** Start Recorded data **

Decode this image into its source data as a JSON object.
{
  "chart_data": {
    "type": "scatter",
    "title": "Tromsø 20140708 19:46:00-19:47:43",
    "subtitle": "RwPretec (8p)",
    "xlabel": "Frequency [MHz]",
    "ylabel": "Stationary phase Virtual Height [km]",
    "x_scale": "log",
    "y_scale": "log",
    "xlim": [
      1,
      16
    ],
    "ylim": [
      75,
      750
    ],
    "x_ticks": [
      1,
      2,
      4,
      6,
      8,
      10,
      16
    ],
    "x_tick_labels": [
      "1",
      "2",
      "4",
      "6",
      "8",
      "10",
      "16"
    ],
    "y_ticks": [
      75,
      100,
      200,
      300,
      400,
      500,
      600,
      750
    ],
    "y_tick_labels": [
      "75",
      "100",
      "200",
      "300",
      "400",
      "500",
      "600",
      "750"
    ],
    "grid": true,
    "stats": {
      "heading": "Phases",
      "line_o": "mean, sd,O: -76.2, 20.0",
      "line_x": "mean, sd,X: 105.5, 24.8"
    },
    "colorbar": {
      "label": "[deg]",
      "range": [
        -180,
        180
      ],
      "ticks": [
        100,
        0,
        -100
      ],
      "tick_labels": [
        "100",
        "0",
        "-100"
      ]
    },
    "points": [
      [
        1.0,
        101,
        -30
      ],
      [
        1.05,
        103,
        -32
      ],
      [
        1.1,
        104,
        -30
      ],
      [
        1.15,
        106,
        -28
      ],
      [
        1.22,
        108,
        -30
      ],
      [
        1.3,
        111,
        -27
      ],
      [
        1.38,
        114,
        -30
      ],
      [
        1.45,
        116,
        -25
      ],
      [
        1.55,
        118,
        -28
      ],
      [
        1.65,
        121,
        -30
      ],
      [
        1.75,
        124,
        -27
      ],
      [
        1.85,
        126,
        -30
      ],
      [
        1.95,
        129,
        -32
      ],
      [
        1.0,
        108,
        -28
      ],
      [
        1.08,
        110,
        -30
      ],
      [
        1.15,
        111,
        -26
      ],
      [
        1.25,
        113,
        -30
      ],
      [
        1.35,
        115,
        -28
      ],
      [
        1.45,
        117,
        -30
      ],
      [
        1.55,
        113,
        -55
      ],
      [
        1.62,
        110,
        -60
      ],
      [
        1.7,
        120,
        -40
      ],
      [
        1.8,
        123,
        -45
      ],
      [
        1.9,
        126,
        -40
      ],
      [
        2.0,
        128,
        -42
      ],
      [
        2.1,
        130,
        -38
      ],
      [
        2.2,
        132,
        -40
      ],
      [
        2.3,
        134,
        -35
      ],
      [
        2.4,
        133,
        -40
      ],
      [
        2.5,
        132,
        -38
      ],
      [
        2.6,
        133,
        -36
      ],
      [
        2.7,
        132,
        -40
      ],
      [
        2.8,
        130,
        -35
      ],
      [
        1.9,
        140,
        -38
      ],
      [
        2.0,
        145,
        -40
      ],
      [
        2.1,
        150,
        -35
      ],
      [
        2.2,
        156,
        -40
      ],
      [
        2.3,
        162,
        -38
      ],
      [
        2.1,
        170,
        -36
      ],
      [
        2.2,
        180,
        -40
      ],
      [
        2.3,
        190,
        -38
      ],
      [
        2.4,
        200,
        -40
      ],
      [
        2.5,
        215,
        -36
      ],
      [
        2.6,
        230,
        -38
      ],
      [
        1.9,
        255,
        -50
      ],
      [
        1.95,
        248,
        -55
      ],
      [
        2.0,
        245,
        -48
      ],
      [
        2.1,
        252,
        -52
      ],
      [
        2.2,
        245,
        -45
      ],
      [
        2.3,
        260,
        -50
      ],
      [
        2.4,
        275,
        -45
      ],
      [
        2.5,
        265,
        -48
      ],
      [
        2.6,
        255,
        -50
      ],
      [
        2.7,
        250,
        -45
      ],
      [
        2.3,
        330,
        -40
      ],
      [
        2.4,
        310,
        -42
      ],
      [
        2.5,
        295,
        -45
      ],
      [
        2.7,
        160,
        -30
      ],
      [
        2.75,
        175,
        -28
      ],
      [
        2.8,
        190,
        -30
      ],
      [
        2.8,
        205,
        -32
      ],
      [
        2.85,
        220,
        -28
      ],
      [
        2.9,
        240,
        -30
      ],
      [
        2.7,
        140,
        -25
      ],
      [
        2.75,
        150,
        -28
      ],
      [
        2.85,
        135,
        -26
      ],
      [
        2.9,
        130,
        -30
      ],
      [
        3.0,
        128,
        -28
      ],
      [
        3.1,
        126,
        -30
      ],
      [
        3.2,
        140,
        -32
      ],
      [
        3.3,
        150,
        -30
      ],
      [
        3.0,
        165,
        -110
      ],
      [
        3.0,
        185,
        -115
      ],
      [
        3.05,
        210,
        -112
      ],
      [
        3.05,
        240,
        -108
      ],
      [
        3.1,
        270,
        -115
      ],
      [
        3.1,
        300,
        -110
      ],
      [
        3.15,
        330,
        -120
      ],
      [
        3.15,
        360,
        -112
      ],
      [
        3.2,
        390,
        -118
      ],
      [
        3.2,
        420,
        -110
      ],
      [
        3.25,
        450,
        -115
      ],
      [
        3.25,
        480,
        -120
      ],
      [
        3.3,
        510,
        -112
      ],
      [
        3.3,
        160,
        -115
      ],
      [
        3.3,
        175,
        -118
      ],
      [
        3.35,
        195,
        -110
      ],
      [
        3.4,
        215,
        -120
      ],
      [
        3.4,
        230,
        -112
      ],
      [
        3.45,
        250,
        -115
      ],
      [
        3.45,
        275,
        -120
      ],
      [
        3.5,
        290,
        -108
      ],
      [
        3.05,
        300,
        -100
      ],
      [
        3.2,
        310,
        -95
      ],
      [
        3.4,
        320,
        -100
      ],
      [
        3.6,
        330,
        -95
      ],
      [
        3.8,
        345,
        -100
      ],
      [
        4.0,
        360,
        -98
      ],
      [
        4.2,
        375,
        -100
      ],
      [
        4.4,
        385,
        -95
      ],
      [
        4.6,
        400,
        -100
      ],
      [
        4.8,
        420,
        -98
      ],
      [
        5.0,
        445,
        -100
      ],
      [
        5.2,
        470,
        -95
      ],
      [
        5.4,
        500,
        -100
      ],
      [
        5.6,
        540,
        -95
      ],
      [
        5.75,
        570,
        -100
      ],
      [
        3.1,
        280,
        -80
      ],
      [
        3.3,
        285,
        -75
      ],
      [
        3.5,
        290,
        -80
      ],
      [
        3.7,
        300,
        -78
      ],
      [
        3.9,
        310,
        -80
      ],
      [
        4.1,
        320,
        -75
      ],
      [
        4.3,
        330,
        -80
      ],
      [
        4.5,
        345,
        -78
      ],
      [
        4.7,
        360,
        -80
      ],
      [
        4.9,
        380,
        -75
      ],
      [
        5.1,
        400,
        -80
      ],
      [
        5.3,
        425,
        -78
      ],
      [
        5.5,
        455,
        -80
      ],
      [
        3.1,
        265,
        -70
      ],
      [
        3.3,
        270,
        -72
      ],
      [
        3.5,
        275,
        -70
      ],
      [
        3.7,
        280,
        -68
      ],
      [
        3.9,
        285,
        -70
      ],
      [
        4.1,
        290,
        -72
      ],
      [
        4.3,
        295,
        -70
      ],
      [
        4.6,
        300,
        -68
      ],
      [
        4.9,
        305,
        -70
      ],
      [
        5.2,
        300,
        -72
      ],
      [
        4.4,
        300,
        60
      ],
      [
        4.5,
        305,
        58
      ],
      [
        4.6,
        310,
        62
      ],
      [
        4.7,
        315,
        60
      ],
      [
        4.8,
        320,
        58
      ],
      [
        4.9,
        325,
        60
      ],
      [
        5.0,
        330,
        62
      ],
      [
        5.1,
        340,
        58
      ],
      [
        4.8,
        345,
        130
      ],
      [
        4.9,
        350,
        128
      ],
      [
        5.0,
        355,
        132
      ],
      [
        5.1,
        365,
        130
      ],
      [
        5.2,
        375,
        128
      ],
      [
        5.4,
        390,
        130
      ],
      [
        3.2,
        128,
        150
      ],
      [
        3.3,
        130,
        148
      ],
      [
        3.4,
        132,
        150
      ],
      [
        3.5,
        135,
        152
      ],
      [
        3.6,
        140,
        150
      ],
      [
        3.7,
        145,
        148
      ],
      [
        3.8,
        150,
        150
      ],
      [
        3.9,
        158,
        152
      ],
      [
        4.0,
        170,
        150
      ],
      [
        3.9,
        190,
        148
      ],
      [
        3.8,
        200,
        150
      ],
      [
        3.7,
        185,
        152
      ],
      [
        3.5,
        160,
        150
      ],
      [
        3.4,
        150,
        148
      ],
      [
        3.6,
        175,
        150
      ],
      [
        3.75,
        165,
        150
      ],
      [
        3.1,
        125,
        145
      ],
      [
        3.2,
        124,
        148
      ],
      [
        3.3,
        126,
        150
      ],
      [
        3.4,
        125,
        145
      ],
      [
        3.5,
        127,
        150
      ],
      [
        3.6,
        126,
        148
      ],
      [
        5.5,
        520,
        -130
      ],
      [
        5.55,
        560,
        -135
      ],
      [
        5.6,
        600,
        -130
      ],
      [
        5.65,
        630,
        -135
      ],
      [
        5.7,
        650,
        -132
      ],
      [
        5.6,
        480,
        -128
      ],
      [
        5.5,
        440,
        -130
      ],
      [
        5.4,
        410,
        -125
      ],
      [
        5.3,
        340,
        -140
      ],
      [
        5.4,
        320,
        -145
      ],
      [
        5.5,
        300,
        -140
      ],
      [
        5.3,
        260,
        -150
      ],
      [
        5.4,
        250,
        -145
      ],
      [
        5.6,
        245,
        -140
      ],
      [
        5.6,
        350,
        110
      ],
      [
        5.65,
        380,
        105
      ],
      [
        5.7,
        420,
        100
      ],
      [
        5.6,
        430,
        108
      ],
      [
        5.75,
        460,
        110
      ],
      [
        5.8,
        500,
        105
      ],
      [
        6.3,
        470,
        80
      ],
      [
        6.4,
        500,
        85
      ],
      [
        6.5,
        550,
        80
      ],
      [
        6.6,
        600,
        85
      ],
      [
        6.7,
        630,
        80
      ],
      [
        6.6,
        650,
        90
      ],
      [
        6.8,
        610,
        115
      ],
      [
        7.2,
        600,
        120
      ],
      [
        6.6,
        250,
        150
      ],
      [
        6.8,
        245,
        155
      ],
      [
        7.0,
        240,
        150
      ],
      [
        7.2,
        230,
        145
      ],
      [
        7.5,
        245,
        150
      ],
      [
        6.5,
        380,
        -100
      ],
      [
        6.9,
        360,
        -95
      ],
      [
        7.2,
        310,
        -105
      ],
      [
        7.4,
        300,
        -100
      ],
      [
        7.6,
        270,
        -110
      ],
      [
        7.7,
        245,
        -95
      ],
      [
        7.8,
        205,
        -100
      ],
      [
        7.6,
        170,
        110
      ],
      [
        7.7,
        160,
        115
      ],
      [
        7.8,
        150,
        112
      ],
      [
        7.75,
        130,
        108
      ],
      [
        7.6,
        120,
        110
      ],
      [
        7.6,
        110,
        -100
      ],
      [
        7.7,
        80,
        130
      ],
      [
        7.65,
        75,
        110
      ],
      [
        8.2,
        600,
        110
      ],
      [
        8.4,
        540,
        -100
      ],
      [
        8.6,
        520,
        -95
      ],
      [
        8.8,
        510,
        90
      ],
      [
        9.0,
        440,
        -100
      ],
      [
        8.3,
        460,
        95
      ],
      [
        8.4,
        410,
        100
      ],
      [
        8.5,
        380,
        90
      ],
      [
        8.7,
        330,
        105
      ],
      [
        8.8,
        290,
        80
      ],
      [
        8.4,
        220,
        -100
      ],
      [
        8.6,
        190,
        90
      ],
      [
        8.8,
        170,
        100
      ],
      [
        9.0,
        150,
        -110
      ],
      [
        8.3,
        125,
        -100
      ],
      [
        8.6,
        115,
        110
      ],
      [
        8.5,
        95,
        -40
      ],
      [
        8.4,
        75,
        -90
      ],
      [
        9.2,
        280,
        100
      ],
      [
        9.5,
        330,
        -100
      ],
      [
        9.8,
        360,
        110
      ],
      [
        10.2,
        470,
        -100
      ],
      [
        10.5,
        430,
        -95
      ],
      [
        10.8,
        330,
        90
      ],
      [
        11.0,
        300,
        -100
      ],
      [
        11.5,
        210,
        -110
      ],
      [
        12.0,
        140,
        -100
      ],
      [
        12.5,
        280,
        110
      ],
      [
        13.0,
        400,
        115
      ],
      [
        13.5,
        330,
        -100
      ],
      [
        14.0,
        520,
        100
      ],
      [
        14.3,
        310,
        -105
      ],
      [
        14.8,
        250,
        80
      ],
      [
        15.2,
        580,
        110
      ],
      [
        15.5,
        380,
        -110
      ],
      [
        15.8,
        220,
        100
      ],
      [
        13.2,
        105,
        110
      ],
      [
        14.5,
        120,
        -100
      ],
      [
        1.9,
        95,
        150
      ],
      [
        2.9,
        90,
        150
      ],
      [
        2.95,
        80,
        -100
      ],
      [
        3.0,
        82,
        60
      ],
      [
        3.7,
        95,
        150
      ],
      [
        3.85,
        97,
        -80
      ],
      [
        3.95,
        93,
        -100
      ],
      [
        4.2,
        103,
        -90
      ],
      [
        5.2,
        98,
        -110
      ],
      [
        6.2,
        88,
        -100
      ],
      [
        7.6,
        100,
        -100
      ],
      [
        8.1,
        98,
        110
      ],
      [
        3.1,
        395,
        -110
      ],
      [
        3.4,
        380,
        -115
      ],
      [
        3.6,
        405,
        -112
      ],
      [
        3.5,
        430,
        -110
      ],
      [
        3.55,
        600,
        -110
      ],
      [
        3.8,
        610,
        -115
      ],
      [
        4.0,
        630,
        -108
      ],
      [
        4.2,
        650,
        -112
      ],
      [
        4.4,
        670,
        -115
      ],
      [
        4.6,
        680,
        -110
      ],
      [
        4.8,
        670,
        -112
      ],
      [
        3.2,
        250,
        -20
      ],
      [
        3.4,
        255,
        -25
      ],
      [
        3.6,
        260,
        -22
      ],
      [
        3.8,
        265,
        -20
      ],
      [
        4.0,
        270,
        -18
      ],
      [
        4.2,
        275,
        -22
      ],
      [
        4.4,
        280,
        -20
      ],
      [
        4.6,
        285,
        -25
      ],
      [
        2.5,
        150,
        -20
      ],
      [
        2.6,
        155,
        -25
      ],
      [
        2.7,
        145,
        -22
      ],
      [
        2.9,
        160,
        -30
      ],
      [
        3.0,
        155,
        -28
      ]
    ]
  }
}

** End Recorded data **

→ What is being asked:
From the entries above, copy every line where the word "mean" shows up.

→ Result:
      "line_o": "mean, sd,O: -76.2, 20.0",
      "line_x": "mean, sd,X: 105.5, 24.8"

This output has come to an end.